Saved entries:
-=-=-=-=-

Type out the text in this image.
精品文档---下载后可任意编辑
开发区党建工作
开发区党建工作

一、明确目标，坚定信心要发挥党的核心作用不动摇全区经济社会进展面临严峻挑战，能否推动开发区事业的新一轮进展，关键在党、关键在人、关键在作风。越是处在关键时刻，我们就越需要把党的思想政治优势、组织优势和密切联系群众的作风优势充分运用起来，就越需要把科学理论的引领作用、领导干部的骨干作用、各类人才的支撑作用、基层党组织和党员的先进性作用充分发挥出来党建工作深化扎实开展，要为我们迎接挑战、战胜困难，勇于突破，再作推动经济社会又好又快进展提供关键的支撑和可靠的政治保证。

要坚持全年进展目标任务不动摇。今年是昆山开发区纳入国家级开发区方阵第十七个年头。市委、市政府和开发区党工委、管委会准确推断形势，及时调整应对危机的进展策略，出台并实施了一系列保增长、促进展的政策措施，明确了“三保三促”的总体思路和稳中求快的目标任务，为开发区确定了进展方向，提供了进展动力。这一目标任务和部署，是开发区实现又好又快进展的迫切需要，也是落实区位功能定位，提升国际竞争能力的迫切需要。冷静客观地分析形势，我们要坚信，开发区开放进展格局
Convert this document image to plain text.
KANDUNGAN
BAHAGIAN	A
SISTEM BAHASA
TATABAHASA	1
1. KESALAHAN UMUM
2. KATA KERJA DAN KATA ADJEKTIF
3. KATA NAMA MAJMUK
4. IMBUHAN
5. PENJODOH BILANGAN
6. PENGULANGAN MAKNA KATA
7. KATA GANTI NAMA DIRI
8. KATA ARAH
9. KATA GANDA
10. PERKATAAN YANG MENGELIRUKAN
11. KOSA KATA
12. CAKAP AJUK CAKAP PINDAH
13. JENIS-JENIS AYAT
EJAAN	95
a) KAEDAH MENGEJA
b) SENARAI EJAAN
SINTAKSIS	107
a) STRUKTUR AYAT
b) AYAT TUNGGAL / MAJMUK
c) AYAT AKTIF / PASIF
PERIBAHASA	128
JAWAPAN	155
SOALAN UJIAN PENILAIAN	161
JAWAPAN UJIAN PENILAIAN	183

-=-=-=-=-

Find every line in the records above that contains the word "PENILAIAN", and copy each one.

- WRITTEN ANSWER:
SOALAN UJIAN PENILAIAN	161
JAWAPAN UJIAN PENILAIAN	183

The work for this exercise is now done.